%%
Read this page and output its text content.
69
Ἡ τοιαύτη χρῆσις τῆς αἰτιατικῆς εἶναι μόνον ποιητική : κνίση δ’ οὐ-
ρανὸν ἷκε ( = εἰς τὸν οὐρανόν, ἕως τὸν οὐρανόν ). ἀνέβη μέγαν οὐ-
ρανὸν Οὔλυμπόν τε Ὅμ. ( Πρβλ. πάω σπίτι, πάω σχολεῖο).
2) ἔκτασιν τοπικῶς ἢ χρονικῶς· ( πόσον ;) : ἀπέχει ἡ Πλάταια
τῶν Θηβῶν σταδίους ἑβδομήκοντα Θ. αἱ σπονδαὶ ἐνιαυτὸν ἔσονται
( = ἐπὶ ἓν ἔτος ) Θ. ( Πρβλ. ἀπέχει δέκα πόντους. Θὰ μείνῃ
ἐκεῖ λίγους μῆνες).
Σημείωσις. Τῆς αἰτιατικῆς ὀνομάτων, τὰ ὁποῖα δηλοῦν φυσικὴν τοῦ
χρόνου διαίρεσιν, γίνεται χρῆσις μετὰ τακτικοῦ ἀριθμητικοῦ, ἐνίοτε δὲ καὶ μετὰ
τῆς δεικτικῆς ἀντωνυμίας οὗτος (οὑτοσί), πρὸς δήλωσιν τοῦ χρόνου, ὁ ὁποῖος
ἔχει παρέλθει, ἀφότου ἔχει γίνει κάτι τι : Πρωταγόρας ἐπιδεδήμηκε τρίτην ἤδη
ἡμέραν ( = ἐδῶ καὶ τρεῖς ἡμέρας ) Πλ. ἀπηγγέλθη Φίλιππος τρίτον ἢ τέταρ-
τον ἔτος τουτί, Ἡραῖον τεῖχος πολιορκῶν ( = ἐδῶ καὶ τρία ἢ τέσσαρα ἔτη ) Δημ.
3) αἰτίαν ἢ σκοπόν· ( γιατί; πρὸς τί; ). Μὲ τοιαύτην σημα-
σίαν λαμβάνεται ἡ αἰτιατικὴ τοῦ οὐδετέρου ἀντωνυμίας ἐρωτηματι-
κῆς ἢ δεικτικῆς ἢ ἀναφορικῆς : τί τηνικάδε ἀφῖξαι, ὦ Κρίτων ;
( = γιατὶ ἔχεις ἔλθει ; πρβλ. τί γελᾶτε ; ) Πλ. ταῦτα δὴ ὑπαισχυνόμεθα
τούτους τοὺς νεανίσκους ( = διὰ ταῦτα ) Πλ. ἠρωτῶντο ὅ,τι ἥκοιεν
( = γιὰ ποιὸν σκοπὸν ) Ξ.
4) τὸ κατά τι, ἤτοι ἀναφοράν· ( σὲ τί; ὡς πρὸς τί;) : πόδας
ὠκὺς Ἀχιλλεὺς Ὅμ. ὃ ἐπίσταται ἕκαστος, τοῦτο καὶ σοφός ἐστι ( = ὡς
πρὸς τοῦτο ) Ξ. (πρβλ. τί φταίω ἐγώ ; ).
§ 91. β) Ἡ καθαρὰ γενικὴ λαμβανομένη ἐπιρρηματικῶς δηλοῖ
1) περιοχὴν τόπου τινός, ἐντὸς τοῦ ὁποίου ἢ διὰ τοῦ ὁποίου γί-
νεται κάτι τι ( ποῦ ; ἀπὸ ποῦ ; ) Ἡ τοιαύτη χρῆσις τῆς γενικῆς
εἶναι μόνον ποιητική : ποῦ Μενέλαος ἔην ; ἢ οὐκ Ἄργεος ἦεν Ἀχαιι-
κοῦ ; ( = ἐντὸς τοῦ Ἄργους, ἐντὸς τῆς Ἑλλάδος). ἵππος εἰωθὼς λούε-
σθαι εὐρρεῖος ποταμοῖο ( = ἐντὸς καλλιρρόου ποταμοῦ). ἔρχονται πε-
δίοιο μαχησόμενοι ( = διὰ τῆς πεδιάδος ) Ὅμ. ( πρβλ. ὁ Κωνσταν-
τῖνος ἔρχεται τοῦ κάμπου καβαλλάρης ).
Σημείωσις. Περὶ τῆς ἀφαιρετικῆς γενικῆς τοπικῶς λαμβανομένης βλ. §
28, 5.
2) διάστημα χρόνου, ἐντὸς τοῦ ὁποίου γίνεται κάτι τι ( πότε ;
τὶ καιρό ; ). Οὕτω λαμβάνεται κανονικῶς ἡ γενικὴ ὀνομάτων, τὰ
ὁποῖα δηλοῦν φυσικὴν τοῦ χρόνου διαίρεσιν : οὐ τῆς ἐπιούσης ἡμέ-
%%
— Exercise —
Repeat all the entries exactly as given.

— The response —
Read this page and output its text content.
69
Ἡ τοιαύτη χρῆσις τῆς αἰτιατικῆς εἶναι μόνον ποιητική : κνίση δ’ οὐ-
ρανὸν ἷκε ( = εἰς τὸν οὐρανόν, ἕως τὸν οὐρανόν ). ἀνέβη μέγαν οὐ-
ρανὸν Οὔλυμπόν τε Ὅμ. ( Πρβλ. πάω σπίτι, πάω σχολεῖο).
2) ἔκτασιν τοπικῶς ἢ χρονικῶς· ( πόσον ;) : ἀπέχει ἡ Πλάταια
τῶν Θηβῶν σταδίους ἑβδομήκοντα Θ. αἱ σπονδαὶ ἐνιαυτὸν ἔσονται
( = ἐπὶ ἓν ἔτος ) Θ. ( Πρβλ. ἀπέχει δέκα πόντους. Θὰ μείνῃ
ἐκεῖ λίγους μῆνες).
Σημείωσις. Τῆς αἰτιατικῆς ὀνομάτων, τὰ ὁποῖα δηλοῦν φυσικὴν τοῦ
χρόνου διαίρεσιν, γίνεται χρῆσις μετὰ τακτικοῦ ἀριθμητικοῦ, ἐνίοτε δὲ καὶ μετὰ
τῆς δεικτικῆς ἀντωνυμίας οὗτος (οὑτοσί), πρὸς δήλωσιν τοῦ χρόνου, ὁ ὁποῖος
ἔχει παρέλθει, ἀφότου ἔχει γίνει κάτι τι : Πρωταγόρας ἐπιδεδήμηκε τρίτην ἤδη
ἡμέραν ( = ἐδῶ καὶ τρεῖς ἡμέρας ) Πλ. ἀπηγγέλθη Φίλιππος τρίτον ἢ τέταρ-
τον ἔτος τουτί, Ἡραῖον τεῖχος πολιορκῶν ( = ἐδῶ καὶ τρία ἢ τέσσαρα ἔτη ) Δημ.
3) αἰτίαν ἢ σκοπόν· ( γιατί; πρὸς τί; ). Μὲ τοιαύτην σημα-
σίαν λαμβάνεται ἡ αἰτιατικὴ τοῦ οὐδετέρου ἀντωνυμίας ἐρωτηματι-
κῆς ἢ δεικτικῆς ἢ ἀναφορικῆς : τί τηνικάδε ἀφῖξαι, ὦ Κρίτων ;
( = γιατὶ ἔχεις ἔλθει ; πρβλ. τί γελᾶτε ; ) Πλ. ταῦτα δὴ ὑπαισχυνόμεθα
τούτους τοὺς νεανίσκους ( = διὰ ταῦτα ) Πλ. ἠρωτῶντο ὅ,τι ἥκοιεν
( = γιὰ ποιὸν σκοπὸν ) Ξ.
4) τὸ κατά τι, ἤτοι ἀναφοράν· ( σὲ τί; ὡς πρὸς τί;) : πόδας
ὠκὺς Ἀχιλλεὺς Ὅμ. ὃ ἐπίσταται ἕκαστος, τοῦτο καὶ σοφός ἐστι ( = ὡς
πρὸς τοῦτο ) Ξ. (πρβλ. τί φταίω ἐγώ ; ).
§ 91. β) Ἡ καθαρὰ γενικὴ λαμβανομένη ἐπιρρηματικῶς δηλοῖ
1) περιοχὴν τόπου τινός, ἐντὸς τοῦ ὁποίου ἢ διὰ τοῦ ὁποίου γί-
νεται κάτι τι ( ποῦ ; ἀπὸ ποῦ ; ) Ἡ τοιαύτη χρῆσις τῆς γενικῆς
εἶναι μόνον ποιητική : ποῦ Μενέλαος ἔην ; ἢ οὐκ Ἄργεος ἦεν Ἀχαιι-
κοῦ ; ( = ἐντὸς τοῦ Ἄργους, ἐντὸς τῆς Ἑλλάδος). ἵππος εἰωθὼς λούε-
σθαι εὐρρεῖος ποταμοῖο ( = ἐντὸς καλλιρρόου ποταμοῦ). ἔρχονται πε-
δίοιο μαχησόμενοι ( = διὰ τῆς πεδιάδος ) Ὅμ. ( πρβλ. ὁ Κωνσταν-
τῖνος ἔρχεται τοῦ κάμπου καβαλλάρης ).
Σημείωσις. Περὶ τῆς ἀφαιρετικῆς γενικῆς τοπικῶς λαμβανομένης βλ. §
28, 5.
2) διάστημα χρόνου, ἐντὸς τοῦ ὁποίου γίνεται κάτι τι ( πότε ;
τὶ καιρό ; ). Οὕτω λαμβάνεται κανονικῶς ἡ γενικὴ ὀνομάτων, τὰ
ὁποῖα δηλοῦν φυσικὴν τοῦ χρόνου διαίρεσιν : οὐ τῆς ἐπιούσης ἡμέ-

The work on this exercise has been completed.